Give back all the data exactly, line by line.

── SOURCE DATA

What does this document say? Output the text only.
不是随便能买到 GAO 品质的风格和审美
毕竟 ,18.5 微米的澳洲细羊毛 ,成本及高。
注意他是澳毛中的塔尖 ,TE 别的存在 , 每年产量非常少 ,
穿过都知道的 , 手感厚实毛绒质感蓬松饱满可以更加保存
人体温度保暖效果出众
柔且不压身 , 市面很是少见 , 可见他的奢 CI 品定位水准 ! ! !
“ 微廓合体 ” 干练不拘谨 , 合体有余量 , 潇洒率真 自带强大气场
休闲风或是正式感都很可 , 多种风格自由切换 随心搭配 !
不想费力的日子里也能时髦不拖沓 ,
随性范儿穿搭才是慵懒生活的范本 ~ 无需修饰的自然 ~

────

[RESPONSE TO THIS TASK]
What does this document say? Output the text only.
不是随便能买到 GAO 品质的风格和审美
毕竟 ,18.5 微米的澳洲细羊毛 ,成本及高。
注意他是澳毛中的塔尖 ,TE 别的存在 , 每年产量非常少 ,
穿过都知道的 , 手感厚实毛绒质感蓬松饱满可以更加保存
人体温度保暖效果出众
柔且不压身 , 市面很是少见 , 可见他的奢 CI 品定位水准 ! ! !
“ 微廓合体 ” 干练不拘谨 , 合体有余量 , 潇洒率真 自带强大气场
休闲风或是正式感都很可 , 多种风格自由切换 随心搭配 !
不想费力的日子里也能时髦不拖沓 ,
随性范儿穿搭才是慵懒生活的范本 ~ 无需修饰的自然 ~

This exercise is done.